What to do: Every line below must be reproduced exactly. Copy them all.
+++
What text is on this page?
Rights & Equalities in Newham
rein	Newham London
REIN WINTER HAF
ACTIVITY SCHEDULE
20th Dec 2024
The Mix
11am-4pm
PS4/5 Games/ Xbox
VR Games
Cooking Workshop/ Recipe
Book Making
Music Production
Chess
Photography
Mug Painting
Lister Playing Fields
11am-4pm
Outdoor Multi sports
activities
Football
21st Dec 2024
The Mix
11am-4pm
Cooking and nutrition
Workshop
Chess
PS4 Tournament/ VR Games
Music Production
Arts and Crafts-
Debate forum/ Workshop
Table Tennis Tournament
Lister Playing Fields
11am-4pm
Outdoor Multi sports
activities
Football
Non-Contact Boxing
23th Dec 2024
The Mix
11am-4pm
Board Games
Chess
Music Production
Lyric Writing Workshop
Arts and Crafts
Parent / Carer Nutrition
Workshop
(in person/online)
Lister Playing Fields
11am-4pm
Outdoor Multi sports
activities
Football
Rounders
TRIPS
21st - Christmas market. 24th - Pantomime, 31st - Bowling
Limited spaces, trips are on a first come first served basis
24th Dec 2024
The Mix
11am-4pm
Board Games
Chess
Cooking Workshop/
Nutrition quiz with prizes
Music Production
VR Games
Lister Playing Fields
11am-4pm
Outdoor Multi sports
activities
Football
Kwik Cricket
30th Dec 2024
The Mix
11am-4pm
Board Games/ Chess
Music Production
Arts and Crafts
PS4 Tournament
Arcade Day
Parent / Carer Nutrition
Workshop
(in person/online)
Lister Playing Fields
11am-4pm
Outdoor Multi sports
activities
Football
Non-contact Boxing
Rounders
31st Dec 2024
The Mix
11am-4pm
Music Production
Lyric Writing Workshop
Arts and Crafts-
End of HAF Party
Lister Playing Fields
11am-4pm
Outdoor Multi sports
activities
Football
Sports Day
+++
Response to this exercise:
What text is on this page?
Rights & Equalities in Newham
rein	Newham London
REIN WINTER HAF
ACTIVITY SCHEDULE
20th Dec 2024
The Mix
11am-4pm
PS4/5 Games/ Xbox
VR Games
Cooking Workshop/ Recipe
Book Making
Music Production
Chess
Photography
Mug Painting
Lister Playing Fields
11am-4pm
Outdoor Multi sports
activities
Football
21st Dec 2024
The Mix
11am-4pm
Cooking and nutrition
Workshop
Chess
PS4 Tournament/ VR Games
Music Production
Arts and Crafts-
Debate forum/ Workshop
Table Tennis Tournament
Lister Playing Fields
11am-4pm
Outdoor Multi sports
activities
Football
Non-Contact Boxing
23th Dec 2024
The Mix
11am-4pm
Board Games
Chess
Music Production
Lyric Writing Workshop
Arts and Crafts
Parent / Carer Nutrition
Workshop
(in person/online)
Lister Playing Fields
11am-4pm
Outdoor Multi sports
activities
Football
Rounders
TRIPS
21st - Christmas market. 24th - Pantomime, 31st - Bowling
Limited spaces, trips are on a first come first served basis
24th Dec 2024
The Mix
11am-4pm
Board Games
Chess
Cooking Workshop/
Nutrition quiz with prizes
Music Production
VR Games
Lister Playing Fields
11am-4pm
Outdoor Multi sports
activities
Football
Kwik Cricket
30th Dec 2024
The Mix
11am-4pm
Board Games/ Chess
Music Production
Arts and Crafts
PS4 Tournament
Arcade Day
Parent / Carer Nutrition
Workshop
(in person/online)
Lister Playing Fields
11am-4pm
Outdoor Multi sports
activities
Football
Non-contact Boxing
Rounders
31st Dec 2024
The Mix
11am-4pm
Music Production
Lyric Writing Workshop
Arts and Crafts-
End of HAF Party
Lister Playing Fields
11am-4pm
Outdoor Multi sports
activities
Football
Sports Day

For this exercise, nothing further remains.